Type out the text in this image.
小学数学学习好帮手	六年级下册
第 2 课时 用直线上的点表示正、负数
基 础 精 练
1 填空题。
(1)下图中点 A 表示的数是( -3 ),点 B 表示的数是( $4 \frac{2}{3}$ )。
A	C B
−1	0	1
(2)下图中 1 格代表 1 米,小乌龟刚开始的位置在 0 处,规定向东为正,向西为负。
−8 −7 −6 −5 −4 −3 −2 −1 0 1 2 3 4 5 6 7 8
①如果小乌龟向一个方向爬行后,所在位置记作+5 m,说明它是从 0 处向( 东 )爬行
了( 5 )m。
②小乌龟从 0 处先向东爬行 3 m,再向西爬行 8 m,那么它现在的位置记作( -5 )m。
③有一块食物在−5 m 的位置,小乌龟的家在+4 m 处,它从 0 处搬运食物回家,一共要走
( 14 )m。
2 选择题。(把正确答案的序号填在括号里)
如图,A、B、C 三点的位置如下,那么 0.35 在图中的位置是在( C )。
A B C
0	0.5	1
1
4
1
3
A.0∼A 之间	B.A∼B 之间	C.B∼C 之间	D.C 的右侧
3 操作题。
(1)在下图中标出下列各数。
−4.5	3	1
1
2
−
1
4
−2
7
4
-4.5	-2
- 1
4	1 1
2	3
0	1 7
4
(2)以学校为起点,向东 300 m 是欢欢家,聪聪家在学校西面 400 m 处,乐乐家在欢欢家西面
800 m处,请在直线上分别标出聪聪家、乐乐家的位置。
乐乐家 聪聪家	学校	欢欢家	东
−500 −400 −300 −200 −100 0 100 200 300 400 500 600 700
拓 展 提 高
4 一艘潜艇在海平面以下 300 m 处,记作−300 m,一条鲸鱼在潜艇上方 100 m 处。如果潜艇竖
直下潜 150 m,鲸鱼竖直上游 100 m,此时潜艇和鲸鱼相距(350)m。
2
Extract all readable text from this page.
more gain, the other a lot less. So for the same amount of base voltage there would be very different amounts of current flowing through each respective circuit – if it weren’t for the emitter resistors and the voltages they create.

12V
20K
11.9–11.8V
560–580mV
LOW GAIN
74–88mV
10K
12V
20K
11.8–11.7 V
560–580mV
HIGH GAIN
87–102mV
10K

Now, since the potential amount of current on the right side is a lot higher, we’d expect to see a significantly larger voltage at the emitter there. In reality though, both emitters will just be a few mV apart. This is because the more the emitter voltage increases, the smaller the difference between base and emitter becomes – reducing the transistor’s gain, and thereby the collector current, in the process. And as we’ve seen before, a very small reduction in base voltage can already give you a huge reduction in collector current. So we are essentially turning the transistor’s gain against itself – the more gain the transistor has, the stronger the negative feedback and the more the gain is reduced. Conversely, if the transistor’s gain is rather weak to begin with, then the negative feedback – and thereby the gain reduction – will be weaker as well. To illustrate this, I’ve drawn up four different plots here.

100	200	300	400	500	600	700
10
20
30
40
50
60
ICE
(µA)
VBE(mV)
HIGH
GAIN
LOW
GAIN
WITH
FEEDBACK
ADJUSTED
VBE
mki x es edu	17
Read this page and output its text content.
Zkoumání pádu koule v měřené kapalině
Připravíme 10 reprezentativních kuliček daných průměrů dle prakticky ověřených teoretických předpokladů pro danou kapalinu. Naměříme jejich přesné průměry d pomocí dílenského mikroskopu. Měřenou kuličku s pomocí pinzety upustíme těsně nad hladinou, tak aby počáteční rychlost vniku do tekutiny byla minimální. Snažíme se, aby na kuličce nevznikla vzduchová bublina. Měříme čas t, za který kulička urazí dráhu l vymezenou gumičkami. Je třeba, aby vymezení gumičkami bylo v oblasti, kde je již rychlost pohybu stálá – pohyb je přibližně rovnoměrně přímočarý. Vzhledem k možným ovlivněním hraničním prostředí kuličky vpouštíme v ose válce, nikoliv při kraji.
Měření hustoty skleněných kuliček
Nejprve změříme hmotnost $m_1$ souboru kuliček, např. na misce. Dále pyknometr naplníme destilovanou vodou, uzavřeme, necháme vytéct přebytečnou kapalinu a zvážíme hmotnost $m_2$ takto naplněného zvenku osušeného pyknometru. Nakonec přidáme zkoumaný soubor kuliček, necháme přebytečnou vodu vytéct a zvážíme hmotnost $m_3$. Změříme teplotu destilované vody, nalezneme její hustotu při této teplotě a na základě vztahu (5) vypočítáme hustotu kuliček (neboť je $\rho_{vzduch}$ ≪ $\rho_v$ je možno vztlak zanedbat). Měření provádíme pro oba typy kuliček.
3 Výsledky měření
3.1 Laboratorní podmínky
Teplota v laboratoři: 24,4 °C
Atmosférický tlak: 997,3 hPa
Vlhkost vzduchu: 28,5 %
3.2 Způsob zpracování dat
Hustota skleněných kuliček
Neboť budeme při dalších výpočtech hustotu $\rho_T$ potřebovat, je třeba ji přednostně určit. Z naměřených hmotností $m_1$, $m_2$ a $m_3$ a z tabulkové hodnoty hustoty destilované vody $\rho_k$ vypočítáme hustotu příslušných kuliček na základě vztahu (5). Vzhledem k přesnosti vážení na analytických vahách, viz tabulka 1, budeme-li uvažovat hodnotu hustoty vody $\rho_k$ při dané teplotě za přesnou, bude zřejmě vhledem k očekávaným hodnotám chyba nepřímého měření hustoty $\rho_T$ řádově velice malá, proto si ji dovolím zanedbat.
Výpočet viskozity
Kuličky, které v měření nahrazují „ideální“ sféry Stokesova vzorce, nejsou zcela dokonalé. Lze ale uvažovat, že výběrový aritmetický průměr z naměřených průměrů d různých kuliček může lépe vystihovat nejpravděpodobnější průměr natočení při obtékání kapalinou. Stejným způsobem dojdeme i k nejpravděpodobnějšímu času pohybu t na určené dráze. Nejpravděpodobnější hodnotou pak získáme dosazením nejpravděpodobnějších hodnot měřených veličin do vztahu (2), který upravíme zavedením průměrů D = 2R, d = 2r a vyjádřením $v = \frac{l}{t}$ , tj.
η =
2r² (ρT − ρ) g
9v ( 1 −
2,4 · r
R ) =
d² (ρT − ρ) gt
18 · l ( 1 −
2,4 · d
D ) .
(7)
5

==========

What is the number of lines in the records above that include the word "frac"? Reply with that number and nothing more.

2